| WHAT YOU ARE ASKED TO DO |
In the forum thread below about catch and Dispatcher.BeginInvoke, what does BeginInvoke do with the function passed to it?
━━━ PASSAGE SHOWN ━━━
Catch and Dispatcher.BeginInvoke



  • Multithreading is complicated. It gets even worse when it comes to exceptions. Even a try-catch may fail, like in this gem:

        private void ThreadExecuteUpdate()
        {
            try
            {
                Application.Current?.Dispatcher?.BeginInvoke(new Action(() =>
                {
                    // some code without try-catch
                }));
            }
            catch
            {
            }
        }
    

    Note that the catch is meant to catch everything - and swallow it without any mention anywhere, even no log entry. But that BeginInvoke does make it useless.

    Just add a line like throw new Exception("BLAH!"); into the body of the Action and the application crashes. Well, not understanding what he's doing, that guy also failed to do such a simple test.



  • @berniethebernie said in Catch and Dispatcher.BeginInvoke:

    But that BeginInvoke does make it useless.

    What is this? C#? Can anyone explain why BeginInvoke makes it useless?



  • @boomzilla C#. BeginInvoke takes a function pointer (or anonymous function wrapped in an Action like in this case) and queues it for execution on the application's main dispatch thread.



  • @mott555 And that's...bad? Sorry, I have no idea what a "main dispatch thread" is (I mean...I could guess). I should probably just lie back and think of Oracle or something.
━━━ RECORD EXCERPTS ━━━
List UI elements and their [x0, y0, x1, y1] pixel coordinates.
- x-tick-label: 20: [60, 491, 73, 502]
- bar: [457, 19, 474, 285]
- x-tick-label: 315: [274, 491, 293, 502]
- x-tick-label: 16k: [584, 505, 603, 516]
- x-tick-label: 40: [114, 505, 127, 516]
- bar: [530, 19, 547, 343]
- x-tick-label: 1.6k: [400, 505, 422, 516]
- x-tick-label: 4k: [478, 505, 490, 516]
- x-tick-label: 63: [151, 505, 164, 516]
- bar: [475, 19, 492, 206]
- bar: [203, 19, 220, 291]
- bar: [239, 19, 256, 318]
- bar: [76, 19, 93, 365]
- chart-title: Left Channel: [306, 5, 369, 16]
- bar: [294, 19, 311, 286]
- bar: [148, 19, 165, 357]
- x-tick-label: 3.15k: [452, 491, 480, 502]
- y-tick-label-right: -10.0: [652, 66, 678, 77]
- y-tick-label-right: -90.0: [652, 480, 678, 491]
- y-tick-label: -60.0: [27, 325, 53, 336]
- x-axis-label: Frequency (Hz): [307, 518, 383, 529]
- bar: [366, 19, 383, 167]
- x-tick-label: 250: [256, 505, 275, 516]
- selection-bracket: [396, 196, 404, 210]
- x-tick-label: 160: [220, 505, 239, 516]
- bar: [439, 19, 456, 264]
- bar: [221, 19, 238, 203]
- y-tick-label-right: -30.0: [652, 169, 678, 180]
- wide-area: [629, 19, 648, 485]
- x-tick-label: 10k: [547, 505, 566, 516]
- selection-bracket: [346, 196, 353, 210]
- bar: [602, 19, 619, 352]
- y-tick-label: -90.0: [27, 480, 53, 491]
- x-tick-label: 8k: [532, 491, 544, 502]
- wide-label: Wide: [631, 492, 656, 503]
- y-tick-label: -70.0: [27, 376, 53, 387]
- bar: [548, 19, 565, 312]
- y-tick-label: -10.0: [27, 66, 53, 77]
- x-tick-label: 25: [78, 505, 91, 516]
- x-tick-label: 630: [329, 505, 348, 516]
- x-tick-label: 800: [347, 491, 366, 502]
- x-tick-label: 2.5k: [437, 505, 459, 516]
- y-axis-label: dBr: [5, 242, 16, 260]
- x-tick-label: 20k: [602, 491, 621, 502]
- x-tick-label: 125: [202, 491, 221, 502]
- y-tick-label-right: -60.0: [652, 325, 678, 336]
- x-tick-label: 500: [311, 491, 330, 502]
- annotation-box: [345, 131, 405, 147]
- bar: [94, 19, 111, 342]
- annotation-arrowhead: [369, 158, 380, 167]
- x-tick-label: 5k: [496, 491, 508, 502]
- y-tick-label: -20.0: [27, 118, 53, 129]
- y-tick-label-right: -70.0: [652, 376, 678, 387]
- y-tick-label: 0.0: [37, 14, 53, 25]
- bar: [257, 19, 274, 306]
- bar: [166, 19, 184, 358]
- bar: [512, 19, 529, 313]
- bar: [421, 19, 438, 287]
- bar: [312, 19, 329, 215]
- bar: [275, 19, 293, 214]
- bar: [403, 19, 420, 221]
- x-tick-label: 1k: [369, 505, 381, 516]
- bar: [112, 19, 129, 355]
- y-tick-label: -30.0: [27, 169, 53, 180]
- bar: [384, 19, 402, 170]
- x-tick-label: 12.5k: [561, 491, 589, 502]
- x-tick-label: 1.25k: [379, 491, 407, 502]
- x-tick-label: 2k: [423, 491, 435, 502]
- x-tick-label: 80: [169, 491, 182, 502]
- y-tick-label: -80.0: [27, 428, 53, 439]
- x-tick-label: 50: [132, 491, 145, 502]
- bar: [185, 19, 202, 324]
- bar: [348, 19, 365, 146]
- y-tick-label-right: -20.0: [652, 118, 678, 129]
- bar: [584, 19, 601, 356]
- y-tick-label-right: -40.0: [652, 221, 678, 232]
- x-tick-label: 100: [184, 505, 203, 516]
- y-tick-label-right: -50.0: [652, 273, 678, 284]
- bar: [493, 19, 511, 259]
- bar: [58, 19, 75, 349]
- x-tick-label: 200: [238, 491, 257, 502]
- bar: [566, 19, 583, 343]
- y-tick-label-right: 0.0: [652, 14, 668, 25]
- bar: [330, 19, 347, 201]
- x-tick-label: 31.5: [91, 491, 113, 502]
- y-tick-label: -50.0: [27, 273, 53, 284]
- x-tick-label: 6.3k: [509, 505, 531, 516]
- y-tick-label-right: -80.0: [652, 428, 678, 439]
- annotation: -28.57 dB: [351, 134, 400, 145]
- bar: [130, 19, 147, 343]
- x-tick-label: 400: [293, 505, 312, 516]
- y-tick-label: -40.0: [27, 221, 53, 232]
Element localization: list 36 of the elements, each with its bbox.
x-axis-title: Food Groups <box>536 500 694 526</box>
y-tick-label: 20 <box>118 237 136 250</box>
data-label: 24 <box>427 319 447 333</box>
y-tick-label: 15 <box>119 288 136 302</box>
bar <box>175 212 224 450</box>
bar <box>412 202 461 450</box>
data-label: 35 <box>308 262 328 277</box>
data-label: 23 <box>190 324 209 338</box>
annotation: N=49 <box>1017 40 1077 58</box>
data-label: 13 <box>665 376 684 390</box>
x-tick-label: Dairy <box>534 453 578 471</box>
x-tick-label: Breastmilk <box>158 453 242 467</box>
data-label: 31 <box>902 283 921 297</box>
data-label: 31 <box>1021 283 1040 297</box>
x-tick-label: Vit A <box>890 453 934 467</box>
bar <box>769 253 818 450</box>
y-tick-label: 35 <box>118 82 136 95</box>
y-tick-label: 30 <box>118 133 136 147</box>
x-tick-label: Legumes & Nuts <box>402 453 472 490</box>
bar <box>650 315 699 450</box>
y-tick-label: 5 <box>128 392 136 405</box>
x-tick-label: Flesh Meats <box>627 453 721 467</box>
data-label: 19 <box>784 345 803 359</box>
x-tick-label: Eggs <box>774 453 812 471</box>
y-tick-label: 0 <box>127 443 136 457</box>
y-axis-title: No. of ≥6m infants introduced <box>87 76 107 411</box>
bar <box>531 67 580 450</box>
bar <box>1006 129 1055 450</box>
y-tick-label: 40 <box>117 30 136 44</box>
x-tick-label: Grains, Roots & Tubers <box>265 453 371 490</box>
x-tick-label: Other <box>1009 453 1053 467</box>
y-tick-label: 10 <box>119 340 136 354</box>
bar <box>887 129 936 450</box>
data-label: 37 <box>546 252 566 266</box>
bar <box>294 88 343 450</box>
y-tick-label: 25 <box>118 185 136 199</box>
━━━
| ANSWER BOX |
It queues the function for execution on the application's main dispatch thread.